BEGIN Given data
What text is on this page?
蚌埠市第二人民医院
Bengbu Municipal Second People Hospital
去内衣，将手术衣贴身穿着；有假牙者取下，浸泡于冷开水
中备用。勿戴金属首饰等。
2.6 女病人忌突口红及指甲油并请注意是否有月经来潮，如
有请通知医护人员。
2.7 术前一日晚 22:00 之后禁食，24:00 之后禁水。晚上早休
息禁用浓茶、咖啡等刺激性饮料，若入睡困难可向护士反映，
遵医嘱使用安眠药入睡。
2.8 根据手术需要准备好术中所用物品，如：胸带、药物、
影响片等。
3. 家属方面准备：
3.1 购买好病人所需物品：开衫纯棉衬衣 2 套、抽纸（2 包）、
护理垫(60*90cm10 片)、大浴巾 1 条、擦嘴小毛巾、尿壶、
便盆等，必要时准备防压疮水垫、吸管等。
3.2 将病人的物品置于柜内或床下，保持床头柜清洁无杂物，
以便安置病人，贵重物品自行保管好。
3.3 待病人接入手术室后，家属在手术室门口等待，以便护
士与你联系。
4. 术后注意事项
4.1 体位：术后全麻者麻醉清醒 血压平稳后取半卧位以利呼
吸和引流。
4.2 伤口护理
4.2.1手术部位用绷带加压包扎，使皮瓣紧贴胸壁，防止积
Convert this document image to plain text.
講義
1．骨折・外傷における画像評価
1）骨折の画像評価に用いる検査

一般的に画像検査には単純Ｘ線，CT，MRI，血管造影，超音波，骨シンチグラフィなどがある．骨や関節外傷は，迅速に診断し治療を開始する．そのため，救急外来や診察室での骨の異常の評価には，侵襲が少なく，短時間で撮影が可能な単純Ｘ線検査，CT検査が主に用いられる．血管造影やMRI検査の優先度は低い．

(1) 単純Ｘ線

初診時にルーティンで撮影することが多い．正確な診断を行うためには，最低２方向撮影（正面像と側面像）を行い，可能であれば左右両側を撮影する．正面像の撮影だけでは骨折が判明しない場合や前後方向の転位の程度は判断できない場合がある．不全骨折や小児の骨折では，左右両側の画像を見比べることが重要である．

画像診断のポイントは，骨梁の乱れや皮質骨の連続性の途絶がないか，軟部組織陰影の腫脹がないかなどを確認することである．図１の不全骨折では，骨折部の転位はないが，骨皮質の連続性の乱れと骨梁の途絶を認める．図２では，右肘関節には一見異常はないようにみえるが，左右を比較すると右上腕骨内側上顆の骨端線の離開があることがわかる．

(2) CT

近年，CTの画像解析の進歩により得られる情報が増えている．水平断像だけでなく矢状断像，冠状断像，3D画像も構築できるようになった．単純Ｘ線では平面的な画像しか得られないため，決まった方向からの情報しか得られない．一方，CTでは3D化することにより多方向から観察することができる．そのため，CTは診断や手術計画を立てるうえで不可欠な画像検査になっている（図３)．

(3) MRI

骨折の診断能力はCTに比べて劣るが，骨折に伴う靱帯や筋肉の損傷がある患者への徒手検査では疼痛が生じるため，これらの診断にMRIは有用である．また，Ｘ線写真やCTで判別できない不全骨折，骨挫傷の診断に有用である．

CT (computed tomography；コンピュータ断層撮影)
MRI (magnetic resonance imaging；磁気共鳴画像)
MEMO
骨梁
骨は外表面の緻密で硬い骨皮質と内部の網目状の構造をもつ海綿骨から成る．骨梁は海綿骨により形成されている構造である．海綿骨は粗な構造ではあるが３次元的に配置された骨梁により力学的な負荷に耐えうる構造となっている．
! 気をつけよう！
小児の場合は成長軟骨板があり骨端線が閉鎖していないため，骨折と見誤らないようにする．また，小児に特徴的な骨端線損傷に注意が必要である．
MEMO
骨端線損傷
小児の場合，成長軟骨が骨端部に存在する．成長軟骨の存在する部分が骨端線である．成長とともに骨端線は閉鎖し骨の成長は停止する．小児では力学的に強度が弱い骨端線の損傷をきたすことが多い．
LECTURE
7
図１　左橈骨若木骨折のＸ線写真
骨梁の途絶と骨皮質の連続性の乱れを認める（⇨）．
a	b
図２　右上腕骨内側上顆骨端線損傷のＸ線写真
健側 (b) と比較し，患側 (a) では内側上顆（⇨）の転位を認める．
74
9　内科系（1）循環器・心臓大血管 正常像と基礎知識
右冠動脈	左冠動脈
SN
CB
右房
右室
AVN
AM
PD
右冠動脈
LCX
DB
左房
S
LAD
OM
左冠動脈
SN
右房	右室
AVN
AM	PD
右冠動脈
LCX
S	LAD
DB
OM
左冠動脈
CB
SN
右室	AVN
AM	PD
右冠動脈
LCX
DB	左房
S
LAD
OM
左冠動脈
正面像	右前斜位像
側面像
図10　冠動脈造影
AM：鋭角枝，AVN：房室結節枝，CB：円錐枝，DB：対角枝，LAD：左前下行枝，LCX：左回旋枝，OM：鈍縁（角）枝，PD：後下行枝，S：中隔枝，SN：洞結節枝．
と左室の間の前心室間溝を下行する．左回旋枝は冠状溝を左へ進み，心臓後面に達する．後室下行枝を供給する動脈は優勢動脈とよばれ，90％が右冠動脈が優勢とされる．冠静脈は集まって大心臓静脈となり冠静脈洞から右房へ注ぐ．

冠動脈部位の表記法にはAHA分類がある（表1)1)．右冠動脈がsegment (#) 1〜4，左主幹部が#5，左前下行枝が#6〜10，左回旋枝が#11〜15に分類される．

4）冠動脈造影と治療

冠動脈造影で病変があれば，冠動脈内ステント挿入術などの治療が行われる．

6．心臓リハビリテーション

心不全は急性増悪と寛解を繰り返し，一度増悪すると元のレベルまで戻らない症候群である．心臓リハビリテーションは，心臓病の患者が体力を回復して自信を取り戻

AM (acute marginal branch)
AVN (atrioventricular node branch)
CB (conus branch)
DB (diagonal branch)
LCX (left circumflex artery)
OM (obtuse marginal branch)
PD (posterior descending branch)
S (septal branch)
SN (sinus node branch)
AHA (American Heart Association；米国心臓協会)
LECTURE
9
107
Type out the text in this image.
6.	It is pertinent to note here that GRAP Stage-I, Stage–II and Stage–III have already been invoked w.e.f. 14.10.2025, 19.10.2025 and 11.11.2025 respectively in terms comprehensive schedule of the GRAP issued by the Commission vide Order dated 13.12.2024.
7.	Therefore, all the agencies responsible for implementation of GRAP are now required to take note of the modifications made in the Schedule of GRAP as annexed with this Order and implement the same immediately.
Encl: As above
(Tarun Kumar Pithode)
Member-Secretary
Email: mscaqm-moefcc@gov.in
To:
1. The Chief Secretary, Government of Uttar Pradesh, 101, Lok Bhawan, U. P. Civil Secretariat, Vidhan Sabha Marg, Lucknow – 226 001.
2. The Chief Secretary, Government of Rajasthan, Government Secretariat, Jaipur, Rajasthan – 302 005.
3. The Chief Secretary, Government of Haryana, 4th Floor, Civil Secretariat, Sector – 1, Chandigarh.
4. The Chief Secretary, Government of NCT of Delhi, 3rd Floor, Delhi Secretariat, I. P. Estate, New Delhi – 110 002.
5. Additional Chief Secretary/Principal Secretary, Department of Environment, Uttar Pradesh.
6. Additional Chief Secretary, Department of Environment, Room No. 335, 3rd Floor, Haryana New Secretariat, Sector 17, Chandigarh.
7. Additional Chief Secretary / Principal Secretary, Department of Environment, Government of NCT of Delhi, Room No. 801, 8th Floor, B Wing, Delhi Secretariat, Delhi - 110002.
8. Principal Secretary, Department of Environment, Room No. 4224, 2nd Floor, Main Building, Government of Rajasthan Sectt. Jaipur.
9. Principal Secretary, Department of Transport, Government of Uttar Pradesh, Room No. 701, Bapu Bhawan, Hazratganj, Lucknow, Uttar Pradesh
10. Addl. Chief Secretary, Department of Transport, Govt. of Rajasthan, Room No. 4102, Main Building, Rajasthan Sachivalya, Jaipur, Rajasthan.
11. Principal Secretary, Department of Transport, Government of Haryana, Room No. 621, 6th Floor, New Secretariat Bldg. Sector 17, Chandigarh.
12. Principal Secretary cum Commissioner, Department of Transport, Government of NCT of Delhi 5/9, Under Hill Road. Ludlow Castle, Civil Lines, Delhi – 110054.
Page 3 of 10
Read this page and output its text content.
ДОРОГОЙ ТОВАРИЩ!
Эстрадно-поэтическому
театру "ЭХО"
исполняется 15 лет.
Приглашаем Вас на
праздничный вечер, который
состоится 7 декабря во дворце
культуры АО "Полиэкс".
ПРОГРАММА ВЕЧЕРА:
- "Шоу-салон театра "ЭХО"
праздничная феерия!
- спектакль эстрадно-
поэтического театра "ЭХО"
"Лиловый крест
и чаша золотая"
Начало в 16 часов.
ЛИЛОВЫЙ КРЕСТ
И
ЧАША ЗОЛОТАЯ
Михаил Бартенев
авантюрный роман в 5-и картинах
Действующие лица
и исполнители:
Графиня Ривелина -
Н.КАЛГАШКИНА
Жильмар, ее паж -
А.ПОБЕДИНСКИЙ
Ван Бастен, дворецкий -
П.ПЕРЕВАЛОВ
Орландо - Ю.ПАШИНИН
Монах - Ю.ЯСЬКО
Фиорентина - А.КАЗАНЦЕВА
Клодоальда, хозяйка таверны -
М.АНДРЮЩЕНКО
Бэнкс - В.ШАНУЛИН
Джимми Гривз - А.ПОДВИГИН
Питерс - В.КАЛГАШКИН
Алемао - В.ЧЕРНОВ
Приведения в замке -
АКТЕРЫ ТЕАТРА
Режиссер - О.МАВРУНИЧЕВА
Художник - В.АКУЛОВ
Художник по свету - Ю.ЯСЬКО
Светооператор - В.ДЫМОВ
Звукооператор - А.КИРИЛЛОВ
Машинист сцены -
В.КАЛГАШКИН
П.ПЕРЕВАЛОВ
END Given data
» Task prompt
Gather each line of the listing that holds the string "marginal".

» Output
AM (acute marginal branch)
OM (obtuse marginal branch)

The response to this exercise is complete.